+++ EXTRACT
Responding to Perl Weekly Challenge #56

TASK #1 - Diff-K

You are given an array @N of positive integers (sorted) and another non negative integer k.

Write a script to find if there exists 2 indices i and j such that A[i] - A[j] = k and i != j.

It should print the pairs of indices, if any such pairs exist.

Example:

@N = (2, 7, 9)
$k = 2

Output : 2,1

I’m assuming the givens – sorted array of positive integers, non-negative integer, and passing an array and separating them in the signature in ( $k, @N ).

If k = N[j] - N[i], k >= 0 and i != j, k can only equal 0 if there are duplicate integers, so N[i] == N[j] can be true as long as i !- j.

So, nested loops where j is outside and i is inside, starting with j+1.

#!/usr/bin/env perl

use strict;
use warnings;
use utf8;
use feature qw{ fc postderef say signatures state switch };
no warnings qw{ experimental };

diffk( 2, 2, 7, 9 );

sub diffk ( $k, @N ) {
    for my $j ( 0 .. -1 + scalar @N ) {
        for my $i ( $j + 1 .. -1 + scalar @N ) {
            next if $i == $j;
            next unless $k == $N[$i] - $N[$j];
            say join ", ", $i, $j;
        }
    }

}

# $ ./ch-1.pl
# 2, 1

TASK #2 - Path Sum

You are given a binary tree and a sum, write a script to find if the tree has a path such that adding up all the values along the path equals the given sum. Only complete paths (from root to leaf node) may be considered for a sum.

Given the below binary tree and sum = 22, the partial path sum 5 → 8 → 9 = 22 is not valid.

The script should return the path 5 → 4 → 11 → 2 whose sum is 22.

          5
         / \
        4   8
       /   / \
      11  13  9
     /  \      \
    7    2      1

This looks like a job for Recursion!

I mean, can you do iteration over a tree?

And we also need a concept of a Node, where it has a value, has children, and knows if it’s a leaf or not. I recall trees being read left-to-right, so 5->4->11->7 is read before 5->4->11->2, so child sorting isn’t necessary. We’re keeping this tree binary by ourselves, not enforcing it within the code, so this is a fairly naive Node implementation.
++++++
WORK TO BE COMPLETED
Return, word for word, the part of the Perl Weekly Challenge post that opens with the words containing "The script should" and closes with "job for Recursion!". The records are separate material with no connection to the Perl Weekly Challenge post.
+++ DATA ENTRIES
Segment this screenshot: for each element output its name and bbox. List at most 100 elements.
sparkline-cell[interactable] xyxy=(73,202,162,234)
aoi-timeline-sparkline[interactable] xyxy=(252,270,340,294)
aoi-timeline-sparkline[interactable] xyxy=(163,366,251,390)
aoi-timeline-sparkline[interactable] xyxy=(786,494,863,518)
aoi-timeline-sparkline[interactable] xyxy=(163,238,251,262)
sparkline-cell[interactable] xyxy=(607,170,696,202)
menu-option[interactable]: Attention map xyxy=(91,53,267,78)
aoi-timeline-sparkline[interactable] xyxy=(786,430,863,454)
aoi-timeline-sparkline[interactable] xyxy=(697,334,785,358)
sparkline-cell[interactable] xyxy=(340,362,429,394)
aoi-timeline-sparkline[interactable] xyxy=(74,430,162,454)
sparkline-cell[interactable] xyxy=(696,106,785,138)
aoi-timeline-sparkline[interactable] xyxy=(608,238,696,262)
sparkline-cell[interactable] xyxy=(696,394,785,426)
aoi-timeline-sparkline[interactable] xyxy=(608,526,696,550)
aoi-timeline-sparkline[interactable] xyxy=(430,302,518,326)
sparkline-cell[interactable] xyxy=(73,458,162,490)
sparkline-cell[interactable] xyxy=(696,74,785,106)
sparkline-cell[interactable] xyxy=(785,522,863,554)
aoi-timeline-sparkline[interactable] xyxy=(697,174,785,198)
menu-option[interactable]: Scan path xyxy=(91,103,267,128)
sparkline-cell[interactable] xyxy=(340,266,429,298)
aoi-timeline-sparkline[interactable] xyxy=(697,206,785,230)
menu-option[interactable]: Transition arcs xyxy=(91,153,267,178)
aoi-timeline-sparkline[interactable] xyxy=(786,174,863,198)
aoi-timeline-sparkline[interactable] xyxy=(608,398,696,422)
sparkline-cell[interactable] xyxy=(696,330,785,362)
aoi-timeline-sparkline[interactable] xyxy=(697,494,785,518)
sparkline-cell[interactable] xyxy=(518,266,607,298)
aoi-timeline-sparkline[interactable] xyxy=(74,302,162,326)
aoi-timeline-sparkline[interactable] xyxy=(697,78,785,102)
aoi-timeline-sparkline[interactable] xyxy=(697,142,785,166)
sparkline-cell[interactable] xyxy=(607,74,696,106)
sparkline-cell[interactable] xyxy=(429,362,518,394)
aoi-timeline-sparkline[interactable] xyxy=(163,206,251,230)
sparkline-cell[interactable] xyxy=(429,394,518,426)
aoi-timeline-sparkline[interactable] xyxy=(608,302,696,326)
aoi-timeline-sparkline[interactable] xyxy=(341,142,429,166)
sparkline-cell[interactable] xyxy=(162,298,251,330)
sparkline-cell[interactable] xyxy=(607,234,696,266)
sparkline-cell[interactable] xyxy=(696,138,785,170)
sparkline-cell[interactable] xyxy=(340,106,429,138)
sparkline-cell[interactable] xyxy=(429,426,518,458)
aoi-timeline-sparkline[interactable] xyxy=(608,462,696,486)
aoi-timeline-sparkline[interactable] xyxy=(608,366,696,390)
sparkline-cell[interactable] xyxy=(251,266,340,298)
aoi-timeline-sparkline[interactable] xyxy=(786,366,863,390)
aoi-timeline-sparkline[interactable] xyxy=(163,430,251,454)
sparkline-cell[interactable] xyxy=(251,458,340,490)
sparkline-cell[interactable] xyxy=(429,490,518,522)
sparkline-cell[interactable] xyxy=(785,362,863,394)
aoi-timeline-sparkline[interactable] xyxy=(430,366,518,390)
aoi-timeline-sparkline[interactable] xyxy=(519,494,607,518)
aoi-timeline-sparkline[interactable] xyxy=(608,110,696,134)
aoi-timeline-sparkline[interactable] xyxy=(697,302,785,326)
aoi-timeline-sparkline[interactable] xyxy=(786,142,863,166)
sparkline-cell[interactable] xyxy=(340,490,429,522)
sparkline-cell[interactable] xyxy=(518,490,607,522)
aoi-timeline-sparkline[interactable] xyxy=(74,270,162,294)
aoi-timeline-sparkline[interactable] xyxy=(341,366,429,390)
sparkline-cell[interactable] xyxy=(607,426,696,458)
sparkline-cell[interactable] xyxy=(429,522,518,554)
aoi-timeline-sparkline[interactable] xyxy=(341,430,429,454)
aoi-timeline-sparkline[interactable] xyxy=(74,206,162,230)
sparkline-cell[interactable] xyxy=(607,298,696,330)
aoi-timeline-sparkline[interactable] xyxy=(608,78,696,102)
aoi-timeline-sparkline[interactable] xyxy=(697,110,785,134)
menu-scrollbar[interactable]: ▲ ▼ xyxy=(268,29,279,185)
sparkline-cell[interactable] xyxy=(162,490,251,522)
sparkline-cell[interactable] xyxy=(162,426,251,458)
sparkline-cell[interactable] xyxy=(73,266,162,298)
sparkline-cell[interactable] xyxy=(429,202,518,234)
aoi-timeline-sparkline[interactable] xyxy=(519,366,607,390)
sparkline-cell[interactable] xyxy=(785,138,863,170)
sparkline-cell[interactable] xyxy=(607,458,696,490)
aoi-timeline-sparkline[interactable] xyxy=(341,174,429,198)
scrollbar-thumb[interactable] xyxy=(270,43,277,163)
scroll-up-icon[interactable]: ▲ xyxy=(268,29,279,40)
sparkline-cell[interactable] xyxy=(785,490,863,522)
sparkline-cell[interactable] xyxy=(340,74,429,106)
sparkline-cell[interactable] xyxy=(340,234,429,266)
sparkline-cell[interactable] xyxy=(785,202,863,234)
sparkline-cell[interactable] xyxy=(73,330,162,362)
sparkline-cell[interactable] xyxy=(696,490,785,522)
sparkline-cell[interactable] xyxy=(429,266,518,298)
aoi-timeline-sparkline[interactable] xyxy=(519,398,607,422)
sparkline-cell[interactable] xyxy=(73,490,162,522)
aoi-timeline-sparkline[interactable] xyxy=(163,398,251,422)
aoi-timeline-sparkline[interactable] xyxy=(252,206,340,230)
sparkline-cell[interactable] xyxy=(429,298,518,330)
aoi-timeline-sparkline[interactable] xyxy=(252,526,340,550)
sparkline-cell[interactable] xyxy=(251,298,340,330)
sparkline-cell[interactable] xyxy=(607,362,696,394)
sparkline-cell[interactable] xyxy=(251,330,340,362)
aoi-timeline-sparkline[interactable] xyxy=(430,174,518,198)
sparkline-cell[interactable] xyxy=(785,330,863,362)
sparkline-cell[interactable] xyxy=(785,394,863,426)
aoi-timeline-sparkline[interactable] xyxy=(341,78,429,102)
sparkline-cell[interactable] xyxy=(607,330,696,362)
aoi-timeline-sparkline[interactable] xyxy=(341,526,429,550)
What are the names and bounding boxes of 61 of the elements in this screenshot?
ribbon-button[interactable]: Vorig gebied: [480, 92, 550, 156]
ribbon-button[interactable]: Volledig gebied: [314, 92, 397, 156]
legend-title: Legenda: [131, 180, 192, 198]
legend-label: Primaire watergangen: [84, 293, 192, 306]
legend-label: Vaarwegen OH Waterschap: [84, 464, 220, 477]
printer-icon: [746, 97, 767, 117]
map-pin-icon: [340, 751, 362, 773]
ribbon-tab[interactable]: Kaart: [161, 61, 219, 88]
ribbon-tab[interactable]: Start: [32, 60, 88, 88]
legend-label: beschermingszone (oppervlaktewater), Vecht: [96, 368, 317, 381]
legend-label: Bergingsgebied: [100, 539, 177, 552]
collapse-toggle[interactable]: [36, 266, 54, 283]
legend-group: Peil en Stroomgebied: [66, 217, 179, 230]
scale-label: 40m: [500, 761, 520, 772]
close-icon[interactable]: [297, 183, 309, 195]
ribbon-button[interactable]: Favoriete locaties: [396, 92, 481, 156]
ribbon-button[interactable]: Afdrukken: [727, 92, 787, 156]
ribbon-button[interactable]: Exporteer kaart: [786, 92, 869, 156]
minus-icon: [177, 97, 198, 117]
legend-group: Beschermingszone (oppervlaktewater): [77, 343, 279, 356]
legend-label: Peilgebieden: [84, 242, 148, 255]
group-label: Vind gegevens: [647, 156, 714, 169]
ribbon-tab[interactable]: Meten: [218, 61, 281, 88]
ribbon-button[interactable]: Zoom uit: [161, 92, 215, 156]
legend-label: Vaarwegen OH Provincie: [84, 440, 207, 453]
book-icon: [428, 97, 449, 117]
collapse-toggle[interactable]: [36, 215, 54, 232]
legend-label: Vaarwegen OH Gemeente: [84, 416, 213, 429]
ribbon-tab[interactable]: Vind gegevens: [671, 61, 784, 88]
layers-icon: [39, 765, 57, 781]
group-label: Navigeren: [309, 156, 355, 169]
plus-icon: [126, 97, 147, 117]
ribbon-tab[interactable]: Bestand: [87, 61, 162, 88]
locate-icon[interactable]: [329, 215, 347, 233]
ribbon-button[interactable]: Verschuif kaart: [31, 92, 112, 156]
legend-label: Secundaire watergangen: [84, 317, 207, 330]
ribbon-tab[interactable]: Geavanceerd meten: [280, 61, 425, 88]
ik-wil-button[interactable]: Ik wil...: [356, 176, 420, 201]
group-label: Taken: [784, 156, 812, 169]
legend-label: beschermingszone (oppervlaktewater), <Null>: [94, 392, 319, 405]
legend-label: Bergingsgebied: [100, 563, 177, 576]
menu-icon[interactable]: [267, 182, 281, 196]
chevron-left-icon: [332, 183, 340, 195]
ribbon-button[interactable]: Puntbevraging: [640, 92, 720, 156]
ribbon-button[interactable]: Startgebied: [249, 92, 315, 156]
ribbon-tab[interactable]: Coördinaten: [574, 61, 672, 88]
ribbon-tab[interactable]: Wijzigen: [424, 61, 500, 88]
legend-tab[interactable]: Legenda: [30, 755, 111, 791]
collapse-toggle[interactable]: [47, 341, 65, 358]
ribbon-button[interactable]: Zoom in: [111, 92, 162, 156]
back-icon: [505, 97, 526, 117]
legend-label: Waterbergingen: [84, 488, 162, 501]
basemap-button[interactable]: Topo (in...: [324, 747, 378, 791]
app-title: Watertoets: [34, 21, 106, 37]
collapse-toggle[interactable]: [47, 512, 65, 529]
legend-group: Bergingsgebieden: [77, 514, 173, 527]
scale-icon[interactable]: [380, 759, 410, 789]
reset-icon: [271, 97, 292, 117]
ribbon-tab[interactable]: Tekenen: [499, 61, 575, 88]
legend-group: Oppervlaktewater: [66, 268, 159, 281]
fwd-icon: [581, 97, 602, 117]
++++++
FINISHED ANSWER
The script should return the path 5 → 4 → 11 → 2 whose sum is 22.

          5
         / \
        4   8
       /   / \
      11  13  9
     /  \      \
    7    2      1

This looks like a job for Recursion!